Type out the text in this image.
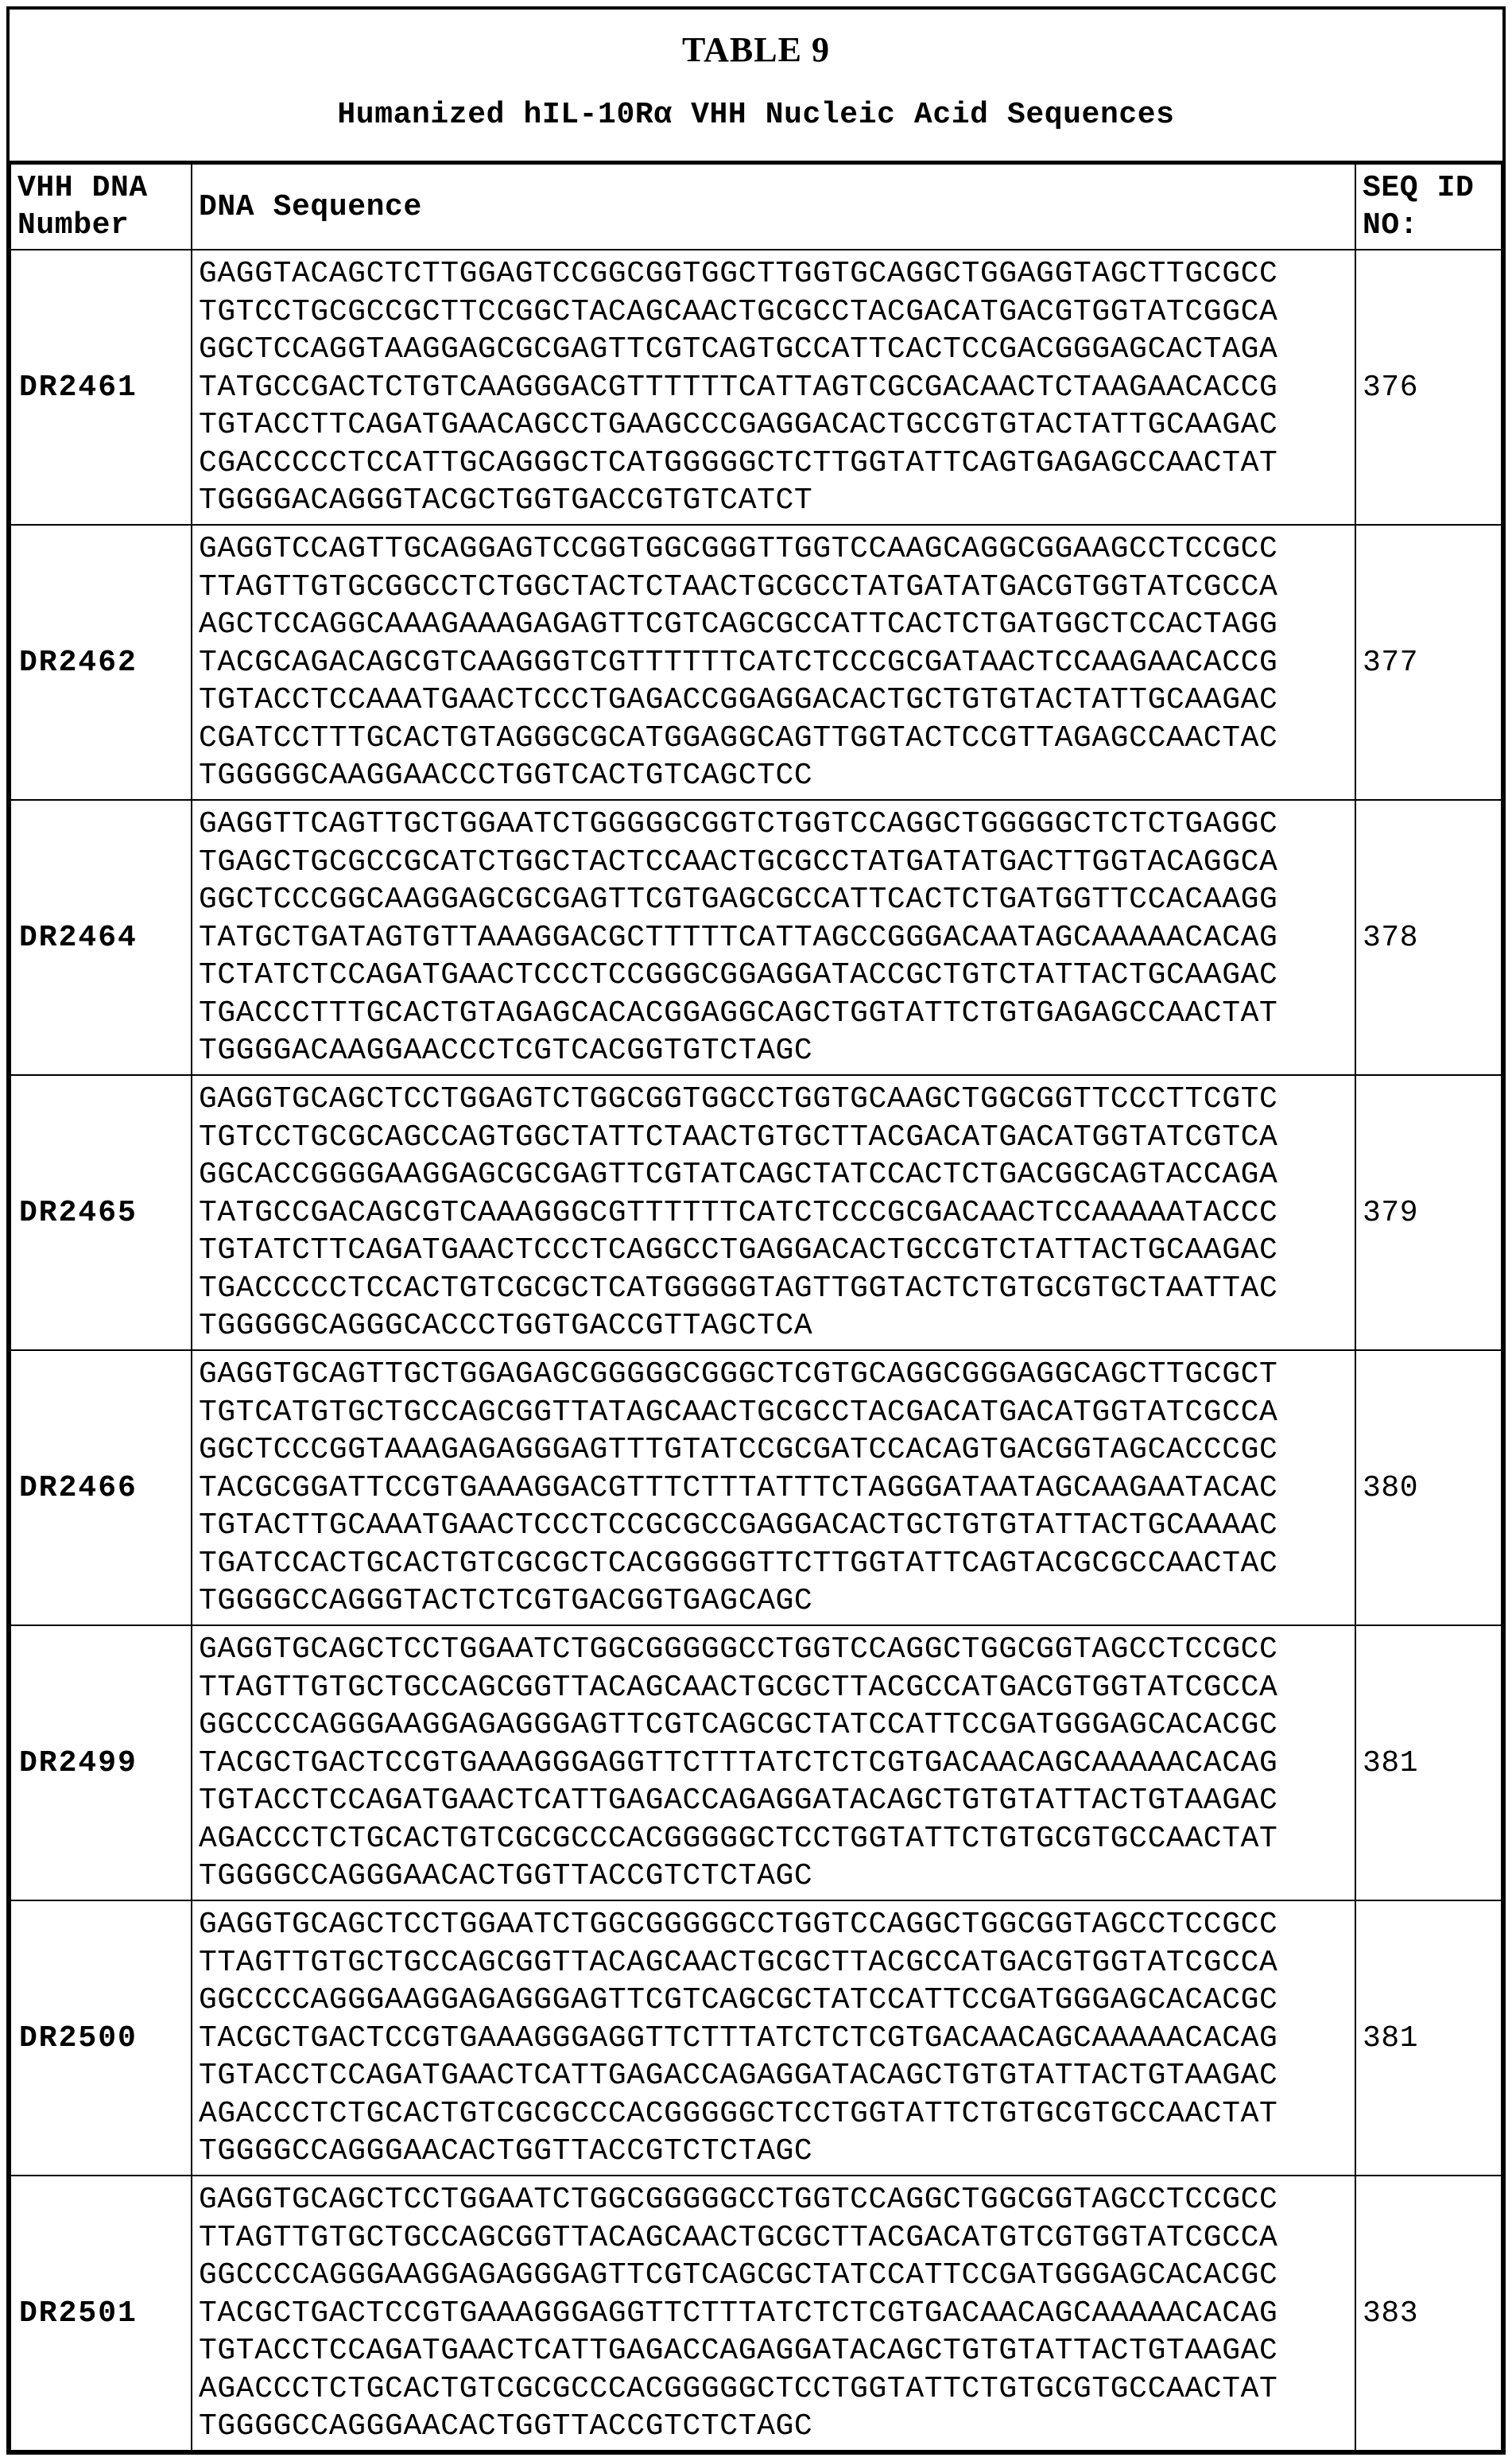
TABLE 9
Humanized hIL-10Rα VHH Nucleic Acid Sequences
VHH DNA
Number

DNA Sequence

SEQ ID
NO:

DR2461	
GAGGTACAGCTCTTGGAGTCCGGCGGTGGCTTGGTGCAGGCTGGAGGTAGCTTGCGCC
TGTCCTGCGCCGCTTCCGGCTACAGCAACTGCGCCTACGACATGACGTGGTATCGGCA
GGCTCCAGGTAAGGAGCGCGAGTTCGTCAGTGCCATTCACTCCGACGGGAGCACTAGA
TATGCCGACTCTGTCAAGGGACGTTTTTTCATTAGTCGCGACAACTCTAAGAACACCG
TGTACCTTCAGATGAACAGCCTGAAGCCCGAGGACACTGCCGTGTACTATTGCAAGAC
CGACCCCCTCCATTGCAGGGCTCATGGGGGCTCTTGGTATTCAGTGAGAGCCAACTAT
TGGGGACAGGGTACGCTGGTGACCGTGTCATCT
	376
DR2462	
GAGGTCCAGTTGCAGGAGTCCGGTGGCGGGTTGGTCCAAGCAGGCGGAAGCCTCCGCC
TTAGTTGTGCGGCCTCTGGCTACTCTAACTGCGCCTATGATATGACGTGGTATCGCCA
AGCTCCAGGCAAAGAAAGAGAGTTCGTCAGCGCCATTCACTCTGATGGCTCCACTAGG
TACGCAGACAGCGTCAAGGGTCGTTTTTTCATCTCCCGCGATAACTCCAAGAACACCG
TGTACCTCCAAATGAACTCCCTGAGACCGGAGGACACTGCTGTGTACTATTGCAAGAC
CGATCCTTTGCACTGTAGGGCGCATGGAGGCAGTTGGTACTCCGTTAGAGCCAACTAC
TGGGGGCAAGGAACCCTGGTCACTGTCAGCTCC
	377
DR2464	
GAGGTTCAGTTGCTGGAATCTGGGGGCGGTCTGGTCCAGGCTGGGGGCTCTCTGAGGC
TGAGCTGCGCCGCATCTGGCTACTCCAACTGCGCCTATGATATGACTTGGTACAGGCA
GGCTCCCGGCAAGGAGCGCGAGTTCGTGAGCGCCATTCACTCTGATGGTTCCACAAGG
TATGCTGATAGTGTTAAAGGACGCTTTTTCATTAGCCGGGACAATAGCAAAAACACAG
TCTATCTCCAGATGAACTCCCTCCGGGCGGAGGATACCGCTGTCTATTACTGCAAGAC
TGACCCTTTGCACTGTAGAGCACACGGAGGCAGCTGGTATTCTGTGAGAGCCAACTAT
TGGGGACAAGGAACCCTCGTCACGGTGTCTAGC
	378
DR2465	
GAGGTGCAGCTCCTGGAGTCTGGCGGTGGCCTGGTGCAAGCTGGCGGTTCCCTTCGTC
TGTCCTGCGCAGCCAGTGGCTATTCTAACTGTGCTTACGACATGACATGGTATCGTCA
GGCACCGGGGAAGGAGCGCGAGTTCGTATCAGCTATCCACTCTGACGGCAGTACCAGA
TATGCCGACAGCGTCAAAGGGCGTTTTTTCATCTCCCGCGACAACTCCAAAAATACCC
TGTATCTTCAGATGAACTCCCTCAGGCCTGAGGACACTGCCGTCTATTACTGCAAGAC
TGACCCCCTCCACTGTCGCGCTCATGGGGGTAGTTGGTACTCTGTGCGTGCTAATTAC
TGGGGGCAGGGCACCCTGGTGACCGTTAGCTCA
	379
DR2466	
GAGGTGCAGTTGCTGGAGAGCGGGGGCGGGCTCGTGCAGGCGGGAGGCAGCTTGCGCT
TGTCATGTGCTGCCAGCGGTTATAGCAACTGCGCCTACGACATGACATGGTATCGCCA
GGCTCCCGGTAAAGAGAGGGAGTTTGTATCCGCGATCCACAGTGACGGTAGCACCCGC
TACGCGGATTCCGTGAAAGGACGTTTCTTTATTTCTAGGGATAATAGCAAGAATACAC
TGTACTTGCAAATGAACTCCCTCCGCGCCGAGGACACTGCTGTGTATTACTGCAAAAC
TGATCCACTGCACTGTCGCGCTCACGGGGGTTCTTGGTATTCAGTACGCGCCAACTAC
TGGGGCCAGGGTACTCTCGTGACGGTGAGCAGC
	380
DR2499	
GAGGTGCAGCTCCTGGAATCTGGCGGGGGCCTGGTCCAGGCTGGCGGTAGCCTCCGCC
TTAGTTGTGCTGCCAGCGGTTACAGCAACTGCGCTTACGCCATGACGTGGTATCGCCA
GGCCCCAGGGAAGGAGAGGGAGTTCGTCAGCGCTATCCATTCCGATGGGAGCACACGC
TACGCTGACTCCGTGAAAGGGAGGTTCTTTATCTCTCGTGACAACAGCAAAAACACAG
TGTACCTCCAGATGAACTCATTGAGACCAGAGGATACAGCTGTGTATTACTGTAAGAC
AGACCCTCTGCACTGTCGCGCCCACGGGGGCTCCTGGTATTCTGTGCGTGCCAACTAT
TGGGGCCAGGGAACACTGGTTACCGTCTCTAGC
	381
DR2500	
GAGGTGCAGCTCCTGGAATCTGGCGGGGGCCTGGTCCAGGCTGGCGGTAGCCTCCGCC
TTAGTTGTGCTGCCAGCGGTTACAGCAACTGCGCTTACGCCATGACGTGGTATCGCCA
GGCCCCAGGGAAGGAGAGGGAGTTCGTCAGCGCTATCCATTCCGATGGGAGCACACGC
TACGCTGACTCCGTGAAAGGGAGGTTCTTTATCTCTCGTGACAACAGCAAAAACACAG
TGTACCTCCAGATGAACTCATTGAGACCAGAGGATACAGCTGTGTATTACTGTAAGAC
AGACCCTCTGCACTGTCGCGCCCACGGGGGCTCCTGGTATTCTGTGCGTGCCAACTAT
TGGGGCCAGGGAACACTGGTTACCGTCTCTAGC
	381
DR2501	
GAGGTGCAGCTCCTGGAATCTGGCGGGGGCCTGGTCCAGGCTGGCGGTAGCCTCCGCC
TTAGTTGTGCTGCCAGCGGTTACAGCAACTGCGCTTACGACATGTCGTGGTATCGCCA
GGCCCCAGGGAAGGAGAGGGAGTTCGTCAGCGCTATCCATTCCGATGGGAGCACACGC
TACGCTGACTCCGTGAAAGGGAGGTTCTTTATCTCTCGTGACAACAGCAAAAACACAG
TGTACCTCCAGATGAACTCATTGAGACCAGAGGATACAGCTGTGTATTACTGTAAGAC
AGACCCTCTGCACTGTCGCGCCCACGGGGGCTCCTGGTATTCTGTGCGTGCCAACTAT
TGGGGCCAGGGAACACTGGTTACCGTCTCTAGC
	383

■ **Problem description**: Without the pictures, repeat the listing above exactly.

■ **Response to this task**:
Type out the text in this image.
TABLE 9
Humanized hIL-10Rα VHH Nucleic Acid Sequences
VHH DNA
Number

DNA Sequence

SEQ ID
NO:

DR2461	
GAGGTACAGCTCTTGGAGTCCGGCGGTGGCTTGGTGCAGGCTGGAGGTAGCTTGCGCC
TGTCCTGCGCCGCTTCCGGCTACAGCAACTGCGCCTACGACATGACGTGGTATCGGCA
GGCTCCAGGTAAGGAGCGCGAGTTCGTCAGTGCCATTCACTCCGACGGGAGCACTAGA
TATGCCGACTCTGTCAAGGGACGTTTTTTCATTAGTCGCGACAACTCTAAGAACACCG
TGTACCTTCAGATGAACAGCCTGAAGCCCGAGGACACTGCCGTGTACTATTGCAAGAC
CGACCCCCTCCATTGCAGGGCTCATGGGGGCTCTTGGTATTCAGTGAGAGCCAACTAT
TGGGGACAGGGTACGCTGGTGACCGTGTCATCT
	376
DR2462	
GAGGTCCAGTTGCAGGAGTCCGGTGGCGGGTTGGTCCAAGCAGGCGGAAGCCTCCGCC
TTAGTTGTGCGGCCTCTGGCTACTCTAACTGCGCCTATGATATGACGTGGTATCGCCA
AGCTCCAGGCAAAGAAAGAGAGTTCGTCAGCGCCATTCACTCTGATGGCTCCACTAGG
TACGCAGACAGCGTCAAGGGTCGTTTTTTCATCTCCCGCGATAACTCCAAGAACACCG
TGTACCTCCAAATGAACTCCCTGAGACCGGAGGACACTGCTGTGTACTATTGCAAGAC
CGATCCTTTGCACTGTAGGGCGCATGGAGGCAGTTGGTACTCCGTTAGAGCCAACTAC
TGGGGGCAAGGAACCCTGGTCACTGTCAGCTCC
	377
DR2464	
GAGGTTCAGTTGCTGGAATCTGGGGGCGGTCTGGTCCAGGCTGGGGGCTCTCTGAGGC
TGAGCTGCGCCGCATCTGGCTACTCCAACTGCGCCTATGATATGACTTGGTACAGGCA
GGCTCCCGGCAAGGAGCGCGAGTTCGTGAGCGCCATTCACTCTGATGGTTCCACAAGG
TATGCTGATAGTGTTAAAGGACGCTTTTTCATTAGCCGGGACAATAGCAAAAACACAG
TCTATCTCCAGATGAACTCCCTCCGGGCGGAGGATACCGCTGTCTATTACTGCAAGAC
TGACCCTTTGCACTGTAGAGCACACGGAGGCAGCTGGTATTCTGTGAGAGCCAACTAT
TGGGGACAAGGAACCCTCGTCACGGTGTCTAGC
	378
DR2465	
GAGGTGCAGCTCCTGGAGTCTGGCGGTGGCCTGGTGCAAGCTGGCGGTTCCCTTCGTC
TGTCCTGCGCAGCCAGTGGCTATTCTAACTGTGCTTACGACATGACATGGTATCGTCA
GGCACCGGGGAAGGAGCGCGAGTTCGTATCAGCTATCCACTCTGACGGCAGTACCAGA
TATGCCGACAGCGTCAAAGGGCGTTTTTTCATCTCCCGCGACAACTCCAAAAATACCC
TGTATCTTCAGATGAACTCCCTCAGGCCTGAGGACACTGCCGTCTATTACTGCAAGAC
TGACCCCCTCCACTGTCGCGCTCATGGGGGTAGTTGGTACTCTGTGCGTGCTAATTAC
TGGGGGCAGGGCACCCTGGTGACCGTTAGCTCA
	379
DR2466	
GAGGTGCAGTTGCTGGAGAGCGGGGGCGGGCTCGTGCAGGCGGGAGGCAGCTTGCGCT
TGTCATGTGCTGCCAGCGGTTATAGCAACTGCGCCTACGACATGACATGGTATCGCCA
GGCTCCCGGTAAAGAGAGGGAGTTTGTATCCGCGATCCACAGTGACGGTAGCACCCGC
TACGCGGATTCCGTGAAAGGACGTTTCTTTATTTCTAGGGATAATAGCAAGAATACAC
TGTACTTGCAAATGAACTCCCTCCGCGCCGAGGACACTGCTGTGTATTACTGCAAAAC
TGATCCACTGCACTGTCGCGCTCACGGGGGTTCTTGGTATTCAGTACGCGCCAACTAC
TGGGGCCAGGGTACTCTCGTGACGGTGAGCAGC
	380
DR2499	
GAGGTGCAGCTCCTGGAATCTGGCGGGGGCCTGGTCCAGGCTGGCGGTAGCCTCCGCC
TTAGTTGTGCTGCCAGCGGTTACAGCAACTGCGCTTACGCCATGACGTGGTATCGCCA
GGCCCCAGGGAAGGAGAGGGAGTTCGTCAGCGCTATCCATTCCGATGGGAGCACACGC
TACGCTGACTCCGTGAAAGGGAGGTTCTTTATCTCTCGTGACAACAGCAAAAACACAG
TGTACCTCCAGATGAACTCATTGAGACCAGAGGATACAGCTGTGTATTACTGTAAGAC
AGACCCTCTGCACTGTCGCGCCCACGGGGGCTCCTGGTATTCTGTGCGTGCCAACTAT
TGGGGCCAGGGAACACTGGTTACCGTCTCTAGC
	381
DR2500	
GAGGTGCAGCTCCTGGAATCTGGCGGGGGCCTGGTCCAGGCTGGCGGTAGCCTCCGCC
TTAGTTGTGCTGCCAGCGGTTACAGCAACTGCGCTTACGCCATGACGTGGTATCGCCA
GGCCCCAGGGAAGGAGAGGGAGTTCGTCAGCGCTATCCATTCCGATGGGAGCACACGC
TACGCTGACTCCGTGAAAGGGAGGTTCTTTATCTCTCGTGACAACAGCAAAAACACAG
TGTACCTCCAGATGAACTCATTGAGACCAGAGGATACAGCTGTGTATTACTGTAAGAC
AGACCCTCTGCACTGTCGCGCCCACGGGGGCTCCTGGTATTCTGTGCGTGCCAACTAT
TGGGGCCAGGGAACACTGGTTACCGTCTCTAGC
	381
DR2501	
GAGGTGCAGCTCCTGGAATCTGGCGGGGGCCTGGTCCAGGCTGGCGGTAGCCTCCGCC
TTAGTTGTGCTGCCAGCGGTTACAGCAACTGCGCTTACGACATGTCGTGGTATCGCCA
GGCCCCAGGGAAGGAGAGGGAGTTCGTCAGCGCTATCCATTCCGATGGGAGCACACGC
TACGCTGACTCCGTGAAAGGGAGGTTCTTTATCTCTCGTGACAACAGCAAAAACACAG
TGTACCTCCAGATGAACTCATTGAGACCAGAGGATACAGCTGTGTATTACTGTAAGAC
AGACCCTCTGCACTGTCGCGCCCACGGGGGCTCCTGGTATTCTGTGCGTGCCAACTAT
TGGGGCCAGGGAACACTGGTTACCGTCTCTAGC
	383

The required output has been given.